#### EXERCISE BRIEF
Where a line of the listing below includes the word "this", reproduce that line.

(Figure record listings)

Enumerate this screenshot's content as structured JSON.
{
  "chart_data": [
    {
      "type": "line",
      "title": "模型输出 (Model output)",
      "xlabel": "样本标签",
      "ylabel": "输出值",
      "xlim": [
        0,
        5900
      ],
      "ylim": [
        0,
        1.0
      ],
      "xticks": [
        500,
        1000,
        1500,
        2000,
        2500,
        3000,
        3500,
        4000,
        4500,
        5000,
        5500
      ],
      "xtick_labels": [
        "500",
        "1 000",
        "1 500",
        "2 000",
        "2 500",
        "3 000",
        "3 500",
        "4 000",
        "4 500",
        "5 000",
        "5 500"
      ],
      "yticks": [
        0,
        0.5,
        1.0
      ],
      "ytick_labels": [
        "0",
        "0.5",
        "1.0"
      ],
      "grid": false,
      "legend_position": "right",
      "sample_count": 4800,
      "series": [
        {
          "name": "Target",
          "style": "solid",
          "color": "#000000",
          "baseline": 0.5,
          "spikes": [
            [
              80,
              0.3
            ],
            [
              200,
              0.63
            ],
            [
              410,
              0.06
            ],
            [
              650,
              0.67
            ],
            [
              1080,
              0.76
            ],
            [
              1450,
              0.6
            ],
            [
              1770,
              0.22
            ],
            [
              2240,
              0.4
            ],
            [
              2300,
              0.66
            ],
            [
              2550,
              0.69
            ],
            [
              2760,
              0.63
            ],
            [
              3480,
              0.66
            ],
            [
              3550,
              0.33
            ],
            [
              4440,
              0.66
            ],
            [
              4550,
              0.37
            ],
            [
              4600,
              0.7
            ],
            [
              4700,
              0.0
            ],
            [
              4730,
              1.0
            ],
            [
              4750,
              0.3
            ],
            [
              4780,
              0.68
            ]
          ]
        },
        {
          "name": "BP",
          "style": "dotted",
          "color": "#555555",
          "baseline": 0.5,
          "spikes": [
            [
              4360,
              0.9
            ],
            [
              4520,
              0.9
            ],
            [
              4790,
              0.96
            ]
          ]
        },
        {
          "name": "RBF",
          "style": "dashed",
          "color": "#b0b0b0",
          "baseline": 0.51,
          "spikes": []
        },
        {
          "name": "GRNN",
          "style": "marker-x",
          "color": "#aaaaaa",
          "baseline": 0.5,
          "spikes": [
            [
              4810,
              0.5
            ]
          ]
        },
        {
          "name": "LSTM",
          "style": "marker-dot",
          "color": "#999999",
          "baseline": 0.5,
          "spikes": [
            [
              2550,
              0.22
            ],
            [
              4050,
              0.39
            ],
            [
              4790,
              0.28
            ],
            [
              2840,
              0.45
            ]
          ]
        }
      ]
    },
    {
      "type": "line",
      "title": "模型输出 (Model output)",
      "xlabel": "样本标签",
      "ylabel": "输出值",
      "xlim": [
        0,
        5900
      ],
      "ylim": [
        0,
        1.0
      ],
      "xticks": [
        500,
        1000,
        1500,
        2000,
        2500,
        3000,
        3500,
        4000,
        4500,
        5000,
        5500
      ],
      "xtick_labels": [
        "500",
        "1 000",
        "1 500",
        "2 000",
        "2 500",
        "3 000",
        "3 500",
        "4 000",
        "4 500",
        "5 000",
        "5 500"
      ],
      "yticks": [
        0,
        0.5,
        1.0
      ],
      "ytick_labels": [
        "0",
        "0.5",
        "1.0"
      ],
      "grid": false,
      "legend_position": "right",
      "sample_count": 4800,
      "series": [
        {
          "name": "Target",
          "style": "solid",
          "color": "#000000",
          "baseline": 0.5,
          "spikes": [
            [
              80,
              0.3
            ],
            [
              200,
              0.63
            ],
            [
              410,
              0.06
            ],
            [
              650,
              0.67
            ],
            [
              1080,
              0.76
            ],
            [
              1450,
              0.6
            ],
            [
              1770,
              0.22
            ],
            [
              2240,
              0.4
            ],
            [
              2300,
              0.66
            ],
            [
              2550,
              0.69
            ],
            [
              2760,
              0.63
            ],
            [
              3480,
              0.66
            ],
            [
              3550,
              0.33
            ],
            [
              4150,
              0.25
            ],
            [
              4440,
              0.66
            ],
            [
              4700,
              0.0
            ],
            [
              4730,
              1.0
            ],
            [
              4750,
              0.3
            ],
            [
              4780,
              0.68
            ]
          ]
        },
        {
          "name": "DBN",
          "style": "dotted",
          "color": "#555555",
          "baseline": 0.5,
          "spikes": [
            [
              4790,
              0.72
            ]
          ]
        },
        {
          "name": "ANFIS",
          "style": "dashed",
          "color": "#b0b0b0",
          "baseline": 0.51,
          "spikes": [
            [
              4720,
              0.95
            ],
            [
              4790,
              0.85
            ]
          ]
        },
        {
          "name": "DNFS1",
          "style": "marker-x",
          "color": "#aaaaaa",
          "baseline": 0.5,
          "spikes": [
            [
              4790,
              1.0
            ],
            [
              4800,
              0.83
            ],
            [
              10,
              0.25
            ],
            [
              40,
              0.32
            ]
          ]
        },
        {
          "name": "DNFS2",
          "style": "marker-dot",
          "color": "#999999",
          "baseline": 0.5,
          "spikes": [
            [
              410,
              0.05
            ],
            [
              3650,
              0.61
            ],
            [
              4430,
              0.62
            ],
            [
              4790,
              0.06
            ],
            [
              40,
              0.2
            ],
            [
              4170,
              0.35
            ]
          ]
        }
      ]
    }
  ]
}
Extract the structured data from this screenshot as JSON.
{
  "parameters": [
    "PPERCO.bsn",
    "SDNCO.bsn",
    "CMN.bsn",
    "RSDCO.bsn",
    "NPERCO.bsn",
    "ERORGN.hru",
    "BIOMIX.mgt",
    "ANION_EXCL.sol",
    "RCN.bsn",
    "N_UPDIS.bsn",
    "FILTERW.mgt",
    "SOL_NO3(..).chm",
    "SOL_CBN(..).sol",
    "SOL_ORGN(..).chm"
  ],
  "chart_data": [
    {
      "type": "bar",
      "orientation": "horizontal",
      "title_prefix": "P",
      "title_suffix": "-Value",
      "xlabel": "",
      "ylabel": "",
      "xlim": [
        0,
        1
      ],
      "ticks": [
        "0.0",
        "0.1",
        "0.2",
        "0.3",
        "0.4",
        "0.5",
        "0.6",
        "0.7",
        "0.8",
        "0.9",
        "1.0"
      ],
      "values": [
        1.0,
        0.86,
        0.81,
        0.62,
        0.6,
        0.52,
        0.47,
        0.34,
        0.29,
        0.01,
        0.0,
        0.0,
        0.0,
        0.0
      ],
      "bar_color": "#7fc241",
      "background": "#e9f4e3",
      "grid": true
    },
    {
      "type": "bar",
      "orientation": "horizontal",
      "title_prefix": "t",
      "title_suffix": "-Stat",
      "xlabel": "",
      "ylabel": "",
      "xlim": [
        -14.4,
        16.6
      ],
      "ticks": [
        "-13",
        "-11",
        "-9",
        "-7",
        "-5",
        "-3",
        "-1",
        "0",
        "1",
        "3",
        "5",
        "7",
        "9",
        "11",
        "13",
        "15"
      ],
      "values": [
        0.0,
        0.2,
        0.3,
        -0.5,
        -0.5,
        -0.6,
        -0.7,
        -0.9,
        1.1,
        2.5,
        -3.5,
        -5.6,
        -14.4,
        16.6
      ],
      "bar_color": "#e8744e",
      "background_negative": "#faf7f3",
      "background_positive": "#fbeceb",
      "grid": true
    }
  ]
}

#### SOLVED EXERCISE
Enumerate this screenshot's content as structured JSON.
Extract the structured data from this screenshot as JSON.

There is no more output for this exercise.